### Set problem
Pictures do not belong in the copy, so please give every entry below again exactly.

◇ ◇ ◇ ◇ ◇ ◇ ◇

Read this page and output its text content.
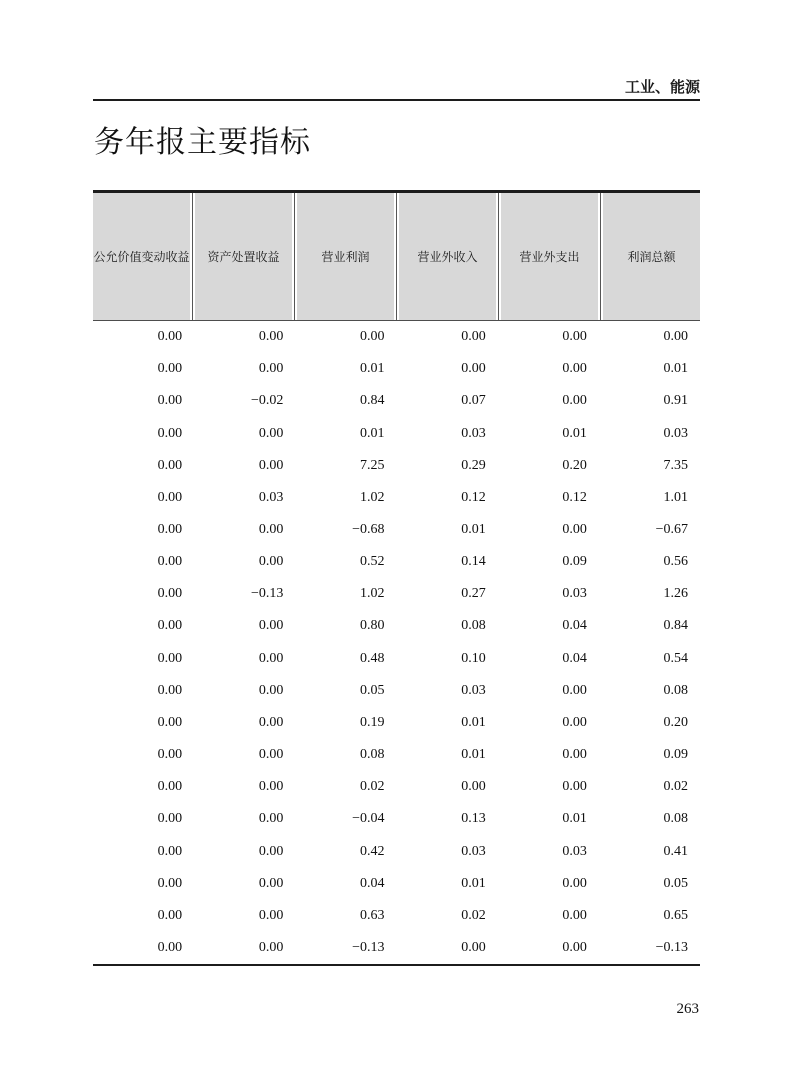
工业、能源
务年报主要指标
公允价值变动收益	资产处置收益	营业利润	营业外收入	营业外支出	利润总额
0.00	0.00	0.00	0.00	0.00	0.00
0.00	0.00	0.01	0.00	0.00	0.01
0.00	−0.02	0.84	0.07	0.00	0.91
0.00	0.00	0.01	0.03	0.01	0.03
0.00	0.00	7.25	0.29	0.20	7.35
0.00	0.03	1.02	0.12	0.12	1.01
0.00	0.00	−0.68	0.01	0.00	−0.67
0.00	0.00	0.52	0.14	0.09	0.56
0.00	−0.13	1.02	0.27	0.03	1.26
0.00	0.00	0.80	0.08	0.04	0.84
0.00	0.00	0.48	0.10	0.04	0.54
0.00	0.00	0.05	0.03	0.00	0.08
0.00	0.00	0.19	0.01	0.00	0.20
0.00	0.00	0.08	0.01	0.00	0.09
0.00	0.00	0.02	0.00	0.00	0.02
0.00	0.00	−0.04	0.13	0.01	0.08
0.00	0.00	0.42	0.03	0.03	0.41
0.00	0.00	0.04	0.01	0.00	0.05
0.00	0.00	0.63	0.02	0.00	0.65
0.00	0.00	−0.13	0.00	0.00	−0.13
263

◇ ◇ ◇ ◇ ◇ ◇ ◇

### Answer for the task
Read this page and output its text content.
工业、能源
务年报主要指标
公允价值变动收益	资产处置收益	营业利润	营业外收入	营业外支出	利润总额
0.00	0.00	0.00	0.00	0.00	0.00
0.00	0.00	0.01	0.00	0.00	0.01
0.00	−0.02	0.84	0.07	0.00	0.91
0.00	0.00	0.01	0.03	0.01	0.03
0.00	0.00	7.25	0.29	0.20	7.35
0.00	0.03	1.02	0.12	0.12	1.01
0.00	0.00	−0.68	0.01	0.00	−0.67
0.00	0.00	0.52	0.14	0.09	0.56
0.00	−0.13	1.02	0.27	0.03	1.26
0.00	0.00	0.80	0.08	0.04	0.84
0.00	0.00	0.48	0.10	0.04	0.54
0.00	0.00	0.05	0.03	0.00	0.08
0.00	0.00	0.19	0.01	0.00	0.20
0.00	0.00	0.08	0.01	0.00	0.09
0.00	0.00	0.02	0.00	0.00	0.02
0.00	0.00	−0.04	0.13	0.01	0.08
0.00	0.00	0.42	0.03	0.03	0.41
0.00	0.00	0.04	0.01	0.00	0.05
0.00	0.00	0.63	0.02	0.00	0.65
0.00	0.00	−0.13	0.00	0.00	−0.13
263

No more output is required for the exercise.